◆ **TO DO**
Reproduce all entries precisely as they are written.

(Figure record extracts)
• • • • • • •
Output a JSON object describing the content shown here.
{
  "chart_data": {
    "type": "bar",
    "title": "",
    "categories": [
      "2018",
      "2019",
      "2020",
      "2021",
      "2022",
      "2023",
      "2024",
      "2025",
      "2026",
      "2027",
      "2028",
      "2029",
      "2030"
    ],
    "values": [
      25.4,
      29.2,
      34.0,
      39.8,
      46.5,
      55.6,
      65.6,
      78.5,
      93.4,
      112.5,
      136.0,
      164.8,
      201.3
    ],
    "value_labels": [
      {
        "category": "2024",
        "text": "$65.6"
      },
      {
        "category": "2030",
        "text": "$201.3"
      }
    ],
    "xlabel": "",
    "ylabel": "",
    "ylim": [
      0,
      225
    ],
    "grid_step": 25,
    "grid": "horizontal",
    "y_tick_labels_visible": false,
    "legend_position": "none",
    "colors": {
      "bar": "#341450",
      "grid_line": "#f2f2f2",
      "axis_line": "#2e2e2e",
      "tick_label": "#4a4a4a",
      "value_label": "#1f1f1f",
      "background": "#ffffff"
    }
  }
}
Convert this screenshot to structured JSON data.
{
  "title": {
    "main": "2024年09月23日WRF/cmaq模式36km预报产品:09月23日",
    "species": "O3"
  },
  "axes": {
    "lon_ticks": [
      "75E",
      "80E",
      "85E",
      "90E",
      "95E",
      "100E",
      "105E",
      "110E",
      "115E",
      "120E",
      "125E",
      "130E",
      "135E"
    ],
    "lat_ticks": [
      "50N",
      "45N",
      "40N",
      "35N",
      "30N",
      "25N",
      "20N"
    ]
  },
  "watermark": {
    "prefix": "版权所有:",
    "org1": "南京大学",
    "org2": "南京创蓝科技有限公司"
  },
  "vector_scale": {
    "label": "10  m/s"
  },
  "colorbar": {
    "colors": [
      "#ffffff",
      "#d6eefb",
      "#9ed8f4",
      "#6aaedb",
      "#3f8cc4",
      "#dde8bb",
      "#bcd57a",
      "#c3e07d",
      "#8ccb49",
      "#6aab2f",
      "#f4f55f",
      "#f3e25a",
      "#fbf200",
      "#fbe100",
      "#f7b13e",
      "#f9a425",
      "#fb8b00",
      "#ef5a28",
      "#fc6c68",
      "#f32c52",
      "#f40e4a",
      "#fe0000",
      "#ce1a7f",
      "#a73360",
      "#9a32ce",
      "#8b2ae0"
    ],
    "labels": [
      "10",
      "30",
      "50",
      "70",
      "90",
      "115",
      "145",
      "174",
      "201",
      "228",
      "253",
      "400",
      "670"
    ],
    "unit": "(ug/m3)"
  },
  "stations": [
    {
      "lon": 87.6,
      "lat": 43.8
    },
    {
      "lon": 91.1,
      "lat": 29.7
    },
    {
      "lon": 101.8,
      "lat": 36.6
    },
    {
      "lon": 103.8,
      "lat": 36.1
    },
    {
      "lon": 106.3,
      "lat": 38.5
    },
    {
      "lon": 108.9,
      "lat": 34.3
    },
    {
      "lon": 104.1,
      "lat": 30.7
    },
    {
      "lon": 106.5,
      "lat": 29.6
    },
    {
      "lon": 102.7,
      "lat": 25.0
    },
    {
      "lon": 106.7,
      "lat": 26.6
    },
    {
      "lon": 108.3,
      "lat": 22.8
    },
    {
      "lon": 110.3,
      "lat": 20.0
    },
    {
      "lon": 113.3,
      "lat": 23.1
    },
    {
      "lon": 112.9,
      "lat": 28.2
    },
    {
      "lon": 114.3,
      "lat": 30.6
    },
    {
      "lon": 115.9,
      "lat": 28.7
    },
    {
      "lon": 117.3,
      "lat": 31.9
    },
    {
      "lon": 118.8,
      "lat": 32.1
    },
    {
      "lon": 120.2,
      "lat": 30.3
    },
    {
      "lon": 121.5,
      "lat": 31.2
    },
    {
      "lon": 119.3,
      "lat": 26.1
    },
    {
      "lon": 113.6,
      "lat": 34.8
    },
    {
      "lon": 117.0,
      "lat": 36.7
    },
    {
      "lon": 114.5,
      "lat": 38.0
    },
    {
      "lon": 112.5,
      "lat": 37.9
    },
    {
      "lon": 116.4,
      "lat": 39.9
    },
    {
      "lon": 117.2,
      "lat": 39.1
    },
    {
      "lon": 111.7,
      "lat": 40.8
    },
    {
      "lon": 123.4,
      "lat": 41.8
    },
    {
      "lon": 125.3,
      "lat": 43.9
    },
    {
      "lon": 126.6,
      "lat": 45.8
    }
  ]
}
• • • • • • •
◆ **FULL SOLUTION**
Output a JSON object describing the content shown here.
{
  "chart_data": {
    "type": "bar",
    "title": "",
    "categories": [
      "2018",
      "2019",
      "2020",
      "2021",
      "2022",
      "2023",
      "2024",
      "2025",
      "2026",
      "2027",
      "2028",
      "2029",
      "2030"
    ],
    "values": [
      25.4,
      29.2,
      34.0,
      39.8,
      46.5,
      55.6,
      65.6,
      78.5,
      93.4,
      112.5,
      136.0,
      164.8,
      201.3
    ],
    "value_labels": [
      {
        "category": "2024",
        "text": "$65.6"
      },
      {
        "category": "2030",
        "text": "$201.3"
      }
    ],
    "xlabel": "",
    "ylabel": "",
    "ylim": [
      0,
      225
    ],
    "grid_step": 25,
    "grid": "horizontal",
    "y_tick_labels_visible": false,
    "legend_position": "none",
    "colors": {
      "bar": "#341450",
      "grid_line": "#f2f2f2",
      "axis_line": "#2e2e2e",
      "tick_label": "#4a4a4a",
      "value_label": "#1f1f1f",
      "background": "#ffffff"
    }
  }
}
Convert this screenshot to structured JSON data.
{
  "title": {
    "main": "2024年09月23日WRF/cmaq模式36km预报产品:09月23日",
    "species": "O3"
  },
  "axes": {
    "lon_ticks": [
      "75E",
      "80E",
      "85E",
      "90E",
      "95E",
      "100E",
      "105E",
      "110E",
      "115E",
      "120E",
      "125E",
      "130E",
      "135E"
    ],
    "lat_ticks": [
      "50N",
      "45N",
      "40N",
      "35N",
      "30N",
      "25N",
      "20N"
    ]
  },
  "watermark": {
    "prefix": "版权所有:",
    "org1": "南京大学",
    "org2": "南京创蓝科技有限公司"
  },
  "vector_scale": {
    "label": "10  m/s"
  },
  "colorbar": {
    "colors": [
      "#ffffff",
      "#d6eefb",
      "#9ed8f4",
      "#6aaedb",
      "#3f8cc4",
      "#dde8bb",
      "#bcd57a",
      "#c3e07d",
      "#8ccb49",
      "#6aab2f",
      "#f4f55f",
      "#f3e25a",
      "#fbf200",
      "#fbe100",
      "#f7b13e",
      "#f9a425",
      "#fb8b00",
      "#ef5a28",
      "#fc6c68",
      "#f32c52",
      "#f40e4a",
      "#fe0000",
      "#ce1a7f",
      "#a73360",
      "#9a32ce",
      "#8b2ae0"
    ],
    "labels": [
      "10",
      "30",
      "50",
      "70",
      "90",
      "115",
      "145",
      "174",
      "201",
      "228",
      "253",
      "400",
      "670"
    ],
    "unit": "(ug/m3)"
  },
  "stations": [
    {
      "lon": 87.6,
      "lat": 43.8
    },
    {
      "lon": 91.1,
      "lat": 29.7
    },
    {
      "lon": 101.8,
      "lat": 36.6
    },
    {
      "lon": 103.8,
      "lat": 36.1
    },
    {
      "lon": 106.3,
      "lat": 38.5
    },
    {
      "lon": 108.9,
      "lat": 34.3
    },
    {
      "lon": 104.1,
      "lat": 30.7
    },
    {
      "lon": 106.5,
      "lat": 29.6
    },
    {
      "lon": 102.7,
      "lat": 25.0
    },
    {
      "lon": 106.7,
      "lat": 26.6
    },
    {
      "lon": 108.3,
      "lat": 22.8
    },
    {
      "lon": 110.3,
      "lat": 20.0
    },
    {
      "lon": 113.3,
      "lat": 23.1
    },
    {
      "lon": 112.9,
      "lat": 28.2
    },
    {
      "lon": 114.3,
      "lat": 30.6
    },
    {
      "lon": 115.9,
      "lat": 28.7
    },
    {
      "lon": 117.3,
      "lat": 31.9
    },
    {
      "lon": 118.8,
      "lat": 32.1
    },
    {
      "lon": 120.2,
      "lat": 30.3
    },
    {
      "lon": 121.5,
      "lat": 31.2
    },
    {
      "lon": 119.3,
      "lat": 26.1
    },
    {
      "lon": 113.6,
      "lat": 34.8
    },
    {
      "lon": 117.0,
      "lat": 36.7
    },
    {
      "lon": 114.5,
      "lat": 38.0
    },
    {
      "lon": 112.5,
      "lat": 37.9
    },
    {
      "lon": 116.4,
      "lat": 39.9
    },
    {
      "lon": 117.2,
      "lat": 39.1
    },
    {
      "lon": 111.7,
      "lat": 40.8
    },
    {
      "lon": 123.4,
      "lat": 41.8
    },
    {
      "lon": 125.3,
      "lat": 43.9
    },
    {
      "lon": 126.6,
      "lat": 45.8
    }
  ]
}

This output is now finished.